SET PROBLEM - Convert the stretch from the start of the records through the line containing "x-tick-label: 6: [360, 589, 374, 610]" into a numbered list, omitting any blank lines.

THE RECORDS -
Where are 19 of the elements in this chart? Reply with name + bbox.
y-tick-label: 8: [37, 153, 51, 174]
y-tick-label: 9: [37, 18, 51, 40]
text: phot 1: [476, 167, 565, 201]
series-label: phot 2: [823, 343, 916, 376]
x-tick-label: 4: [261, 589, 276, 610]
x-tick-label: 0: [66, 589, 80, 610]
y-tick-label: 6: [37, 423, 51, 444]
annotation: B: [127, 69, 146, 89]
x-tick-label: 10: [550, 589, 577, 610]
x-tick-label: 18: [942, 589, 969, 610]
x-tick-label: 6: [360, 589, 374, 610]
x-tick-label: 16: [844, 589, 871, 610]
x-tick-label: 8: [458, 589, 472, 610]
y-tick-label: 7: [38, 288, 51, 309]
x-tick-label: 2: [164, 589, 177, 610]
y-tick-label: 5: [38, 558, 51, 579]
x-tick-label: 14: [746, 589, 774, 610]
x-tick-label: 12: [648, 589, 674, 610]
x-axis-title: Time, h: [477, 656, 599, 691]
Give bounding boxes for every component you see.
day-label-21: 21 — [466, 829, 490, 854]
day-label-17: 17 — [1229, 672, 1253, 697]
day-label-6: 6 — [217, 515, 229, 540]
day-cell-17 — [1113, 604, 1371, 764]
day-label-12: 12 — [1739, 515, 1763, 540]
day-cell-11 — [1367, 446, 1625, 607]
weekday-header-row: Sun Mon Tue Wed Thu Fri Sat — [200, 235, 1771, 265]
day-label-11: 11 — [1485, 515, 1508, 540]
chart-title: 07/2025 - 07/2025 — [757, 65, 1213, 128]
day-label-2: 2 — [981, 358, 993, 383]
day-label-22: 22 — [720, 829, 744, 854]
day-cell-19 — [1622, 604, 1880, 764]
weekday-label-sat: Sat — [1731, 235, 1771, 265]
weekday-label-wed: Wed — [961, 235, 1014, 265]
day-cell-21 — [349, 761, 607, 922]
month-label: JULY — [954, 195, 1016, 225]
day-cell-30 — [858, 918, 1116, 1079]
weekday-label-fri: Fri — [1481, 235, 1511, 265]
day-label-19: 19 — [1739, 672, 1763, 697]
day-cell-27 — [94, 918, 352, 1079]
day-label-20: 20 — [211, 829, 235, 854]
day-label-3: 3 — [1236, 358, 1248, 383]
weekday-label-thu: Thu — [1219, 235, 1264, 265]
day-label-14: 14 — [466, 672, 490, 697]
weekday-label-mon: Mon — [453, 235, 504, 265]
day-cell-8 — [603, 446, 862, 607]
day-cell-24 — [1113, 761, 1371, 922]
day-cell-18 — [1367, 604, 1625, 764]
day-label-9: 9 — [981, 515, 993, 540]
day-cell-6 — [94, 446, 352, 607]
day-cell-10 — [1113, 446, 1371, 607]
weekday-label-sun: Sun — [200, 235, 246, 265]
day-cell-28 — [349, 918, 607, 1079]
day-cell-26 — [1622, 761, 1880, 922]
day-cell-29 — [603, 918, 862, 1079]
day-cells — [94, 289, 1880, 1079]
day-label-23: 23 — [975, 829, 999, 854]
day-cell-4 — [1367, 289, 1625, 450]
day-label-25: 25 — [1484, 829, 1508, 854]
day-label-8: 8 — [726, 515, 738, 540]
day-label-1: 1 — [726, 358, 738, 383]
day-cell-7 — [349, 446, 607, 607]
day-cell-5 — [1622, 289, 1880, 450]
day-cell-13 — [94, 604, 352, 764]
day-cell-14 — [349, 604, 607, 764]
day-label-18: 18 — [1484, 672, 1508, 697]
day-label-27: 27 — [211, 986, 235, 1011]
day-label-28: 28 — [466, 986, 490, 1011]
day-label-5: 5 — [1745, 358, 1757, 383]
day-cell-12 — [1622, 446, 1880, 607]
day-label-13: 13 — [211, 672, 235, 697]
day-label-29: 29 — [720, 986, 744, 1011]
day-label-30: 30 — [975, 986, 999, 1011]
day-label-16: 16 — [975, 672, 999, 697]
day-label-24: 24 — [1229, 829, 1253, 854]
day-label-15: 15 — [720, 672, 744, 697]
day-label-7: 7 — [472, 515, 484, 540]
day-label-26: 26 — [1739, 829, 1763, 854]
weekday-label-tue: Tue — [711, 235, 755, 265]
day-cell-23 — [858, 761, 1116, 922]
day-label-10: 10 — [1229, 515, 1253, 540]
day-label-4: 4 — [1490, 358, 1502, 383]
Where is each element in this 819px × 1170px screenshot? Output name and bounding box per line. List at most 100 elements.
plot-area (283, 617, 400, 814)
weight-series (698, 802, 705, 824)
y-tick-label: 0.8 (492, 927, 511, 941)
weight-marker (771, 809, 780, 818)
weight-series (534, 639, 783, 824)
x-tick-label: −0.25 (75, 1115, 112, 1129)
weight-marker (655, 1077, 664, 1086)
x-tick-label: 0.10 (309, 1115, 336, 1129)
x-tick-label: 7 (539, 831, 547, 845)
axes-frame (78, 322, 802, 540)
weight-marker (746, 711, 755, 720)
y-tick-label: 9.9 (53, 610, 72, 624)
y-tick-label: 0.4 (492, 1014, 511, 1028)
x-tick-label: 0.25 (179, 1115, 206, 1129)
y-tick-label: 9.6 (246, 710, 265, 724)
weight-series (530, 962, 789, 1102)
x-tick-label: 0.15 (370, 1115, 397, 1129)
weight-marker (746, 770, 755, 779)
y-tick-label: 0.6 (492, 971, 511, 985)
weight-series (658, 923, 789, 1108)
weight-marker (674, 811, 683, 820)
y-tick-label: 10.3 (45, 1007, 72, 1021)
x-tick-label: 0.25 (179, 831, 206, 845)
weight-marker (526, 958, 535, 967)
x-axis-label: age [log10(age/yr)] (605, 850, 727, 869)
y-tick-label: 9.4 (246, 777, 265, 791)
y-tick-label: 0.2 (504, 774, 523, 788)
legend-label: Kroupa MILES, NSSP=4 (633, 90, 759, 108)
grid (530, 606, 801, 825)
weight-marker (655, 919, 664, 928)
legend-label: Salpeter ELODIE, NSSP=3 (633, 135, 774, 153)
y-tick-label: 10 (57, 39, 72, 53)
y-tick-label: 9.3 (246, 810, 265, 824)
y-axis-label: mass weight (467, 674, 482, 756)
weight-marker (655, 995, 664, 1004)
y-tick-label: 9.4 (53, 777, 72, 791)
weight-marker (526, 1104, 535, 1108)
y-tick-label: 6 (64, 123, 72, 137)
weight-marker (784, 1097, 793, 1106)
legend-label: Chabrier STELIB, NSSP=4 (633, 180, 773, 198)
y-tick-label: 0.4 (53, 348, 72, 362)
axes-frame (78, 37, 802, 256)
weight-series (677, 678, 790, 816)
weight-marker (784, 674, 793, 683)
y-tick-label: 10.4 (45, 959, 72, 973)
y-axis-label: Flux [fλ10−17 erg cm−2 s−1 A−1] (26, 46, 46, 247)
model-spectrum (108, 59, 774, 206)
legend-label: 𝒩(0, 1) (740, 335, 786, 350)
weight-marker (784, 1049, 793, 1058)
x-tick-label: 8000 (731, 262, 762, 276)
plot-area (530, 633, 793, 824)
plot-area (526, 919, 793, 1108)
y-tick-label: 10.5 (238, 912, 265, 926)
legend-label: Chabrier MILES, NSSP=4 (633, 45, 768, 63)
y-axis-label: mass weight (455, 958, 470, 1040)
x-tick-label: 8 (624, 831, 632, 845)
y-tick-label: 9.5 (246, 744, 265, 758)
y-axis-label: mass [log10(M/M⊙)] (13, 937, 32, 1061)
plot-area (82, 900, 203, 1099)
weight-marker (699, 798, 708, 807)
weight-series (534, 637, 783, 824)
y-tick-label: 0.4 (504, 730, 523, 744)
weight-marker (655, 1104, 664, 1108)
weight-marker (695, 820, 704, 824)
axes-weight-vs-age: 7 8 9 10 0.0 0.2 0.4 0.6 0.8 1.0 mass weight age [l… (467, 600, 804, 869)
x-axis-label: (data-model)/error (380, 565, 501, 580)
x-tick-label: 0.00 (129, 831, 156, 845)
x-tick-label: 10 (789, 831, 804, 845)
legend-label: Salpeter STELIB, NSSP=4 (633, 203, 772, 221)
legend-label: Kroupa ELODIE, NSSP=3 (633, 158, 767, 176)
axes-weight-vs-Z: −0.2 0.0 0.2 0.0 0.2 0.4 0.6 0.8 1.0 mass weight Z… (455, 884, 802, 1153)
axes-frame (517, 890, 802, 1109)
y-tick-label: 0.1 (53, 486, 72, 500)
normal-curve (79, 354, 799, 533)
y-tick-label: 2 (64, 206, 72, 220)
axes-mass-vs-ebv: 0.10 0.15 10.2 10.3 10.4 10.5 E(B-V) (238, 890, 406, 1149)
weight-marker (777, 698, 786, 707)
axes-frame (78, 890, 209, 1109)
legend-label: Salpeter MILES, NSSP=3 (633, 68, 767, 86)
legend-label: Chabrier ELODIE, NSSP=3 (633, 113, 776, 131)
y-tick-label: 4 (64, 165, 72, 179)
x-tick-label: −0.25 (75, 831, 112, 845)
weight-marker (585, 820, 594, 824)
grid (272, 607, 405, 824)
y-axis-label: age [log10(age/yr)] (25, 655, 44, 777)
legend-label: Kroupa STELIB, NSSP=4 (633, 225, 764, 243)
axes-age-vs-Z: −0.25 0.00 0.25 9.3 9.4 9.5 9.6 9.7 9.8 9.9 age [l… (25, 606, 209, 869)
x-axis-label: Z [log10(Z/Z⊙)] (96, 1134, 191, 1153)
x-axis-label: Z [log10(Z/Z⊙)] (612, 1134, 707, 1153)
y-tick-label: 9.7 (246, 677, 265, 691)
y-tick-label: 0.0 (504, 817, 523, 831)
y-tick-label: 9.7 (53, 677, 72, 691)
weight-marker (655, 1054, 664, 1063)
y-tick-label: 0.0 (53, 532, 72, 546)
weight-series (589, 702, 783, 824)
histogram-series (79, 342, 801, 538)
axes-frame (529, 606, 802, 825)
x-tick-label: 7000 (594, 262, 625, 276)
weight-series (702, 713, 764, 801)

SOLVED PROBLEM -
1. Where are 19 of the elements in this chart? Reply with name + bbox.
2. y-tick-label: 8: [37, 153, 51, 174]
3. y-tick-label: 9: [37, 18, 51, 40]
4. text: phot 1: [476, 167, 565, 201]
5. series-label: phot 2: [823, 343, 916, 376]
6. x-tick-label: 4: [261, 589, 276, 610]
7. x-tick-label: 0: [66, 589, 80, 610]
8. y-tick-label: 6: [37, 423, 51, 444]
9. annotation: B: [127, 69, 146, 89]
10. x-tick-label: 10: [550, 589, 577, 610]
11. x-tick-label: 18: [942, 589, 969, 610]
12. x-tick-label: 6: [360, 589, 374, 610]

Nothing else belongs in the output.